— The request —
Every entry below should be repeated exactly; the pictures should not.

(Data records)
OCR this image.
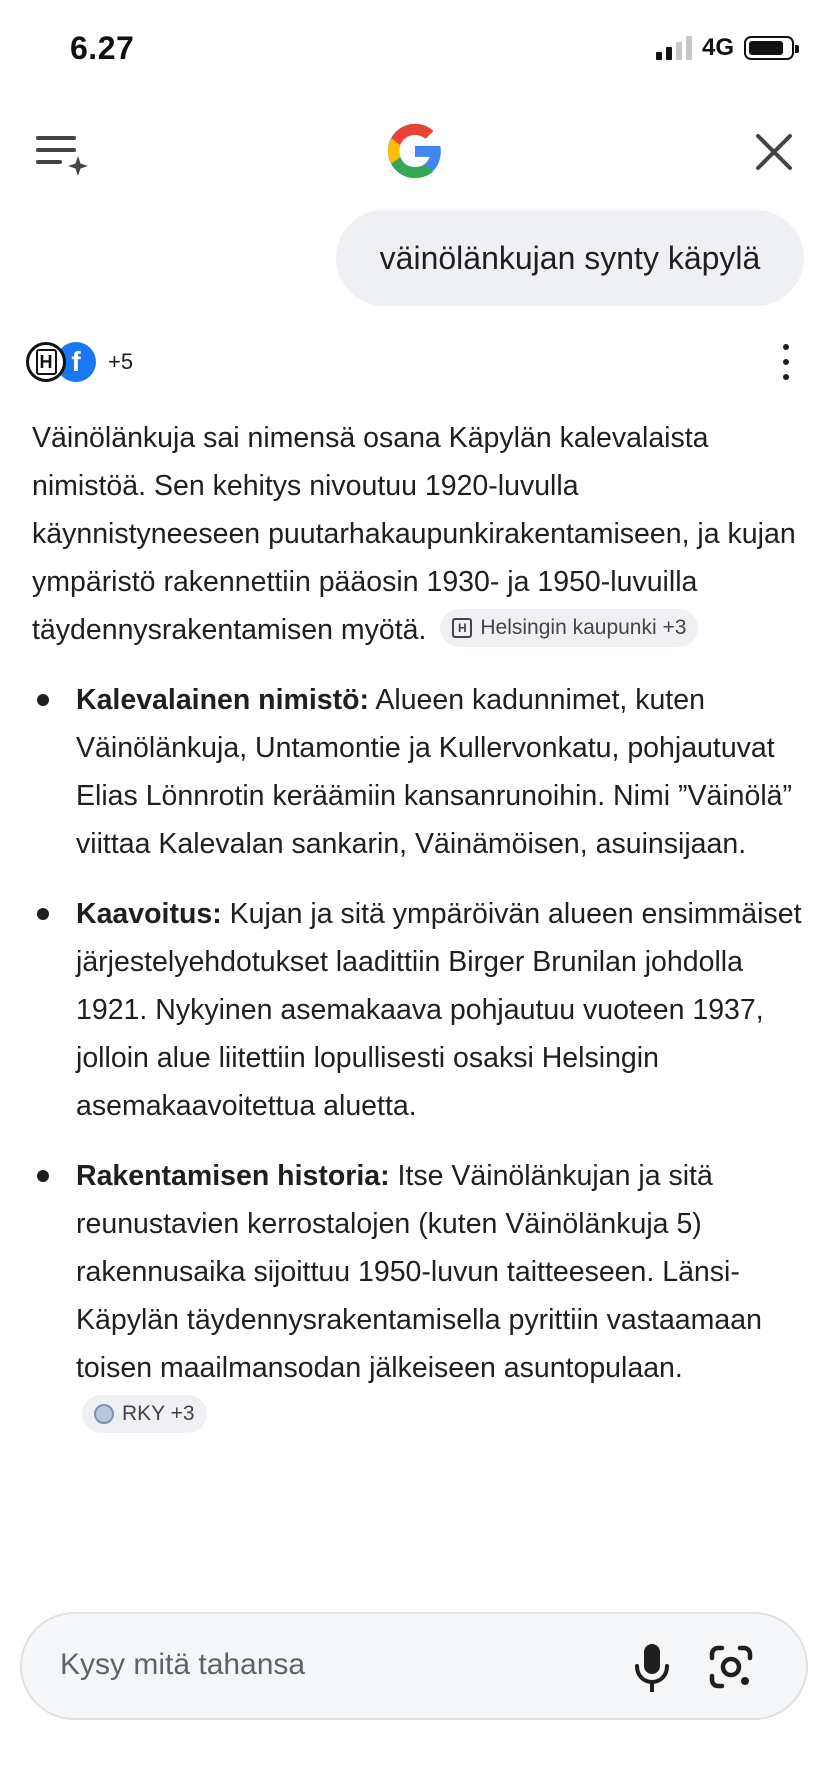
6.27	4G
väinölänkujan synty käpylä
H f	+5

Väinölänkuja sai nimensä osana Käpylän kalevalaista nimistöä. Sen kehitys nivoutuu 1920-luvulla käynnistyneeseen puutarhakaupunkirakentamiseen, ja kujan ympäristö rakennettiin pääosin 1930- ja 1950-luvuilla täydennysrakentamisen myötä.	H Helsingin kaupunki +3

Kalevalainen nimistö: Alueen kadunnimet, kuten Väinölänkuja, Untamontie ja Kullervonkatu, pohjautuvat Elias Lönnrotin keräämiin kansanrunoihin. Nimi ”Väinölä” viittaa Kalevalan sankarin, Väinämöisen, asuinsijaan.
Kaavoitus: Kujan ja sitä ympäröivän alueen ensimmäiset järjestelyehdotukset laadittiin Birger Brunilan johdolla 1921. Nykyinen asemakaava pohjautuu vuoteen 1937, jolloin alue liitettiin lopullisesti osaksi Helsingin asemakaavoitettua aluetta.
Rakentamisen historia: Itse Väinölänkujan ja sitä reunustavien kerrostalojen (kuten Väinölänkuja 5) rakennusaika sijoittuu 1950-luvun taitteeseen. Länsi-Käpylän täydennysrakentamisella pyrittiin vastaamaan toisen maailmansodan jälkeiseen asuntopulaan.
RKY +3
Kysy mitä tahansa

— Correct output —
OCR this image.
6.27	4G
väinölänkujan synty käpylä
H f	+5

Väinölänkuja sai nimensä osana Käpylän kalevalaista nimistöä. Sen kehitys nivoutuu 1920-luvulla käynnistyneeseen puutarhakaupunkirakentamiseen, ja kujan ympäristö rakennettiin pääosin 1930- ja 1950-luvuilla täydennysrakentamisen myötä.	H Helsingin kaupunki +3

Kalevalainen nimistö: Alueen kadunnimet, kuten Väinölänkuja, Untamontie ja Kullervonkatu, pohjautuvat Elias Lönnrotin keräämiin kansanrunoihin. Nimi ”Väinölä” viittaa Kalevalan sankarin, Väinämöisen, asuinsijaan.
Kaavoitus: Kujan ja sitä ympäröivän alueen ensimmäiset järjestelyehdotukset laadittiin Birger Brunilan johdolla 1921. Nykyinen asemakaava pohjautuu vuoteen 1937, jolloin alue liitettiin lopullisesti osaksi Helsingin asemakaavoitettua aluetta.
Rakentamisen historia: Itse Väinölänkujan ja sitä reunustavien kerrostalojen (kuten Väinölänkuja 5) rakennusaika sijoittuu 1950-luvun taitteeseen. Länsi-Käpylän täydennysrakentamisella pyrittiin vastaamaan toisen maailmansodan jälkeiseen asuntopulaan.
RKY +3
Kysy mitä tahansa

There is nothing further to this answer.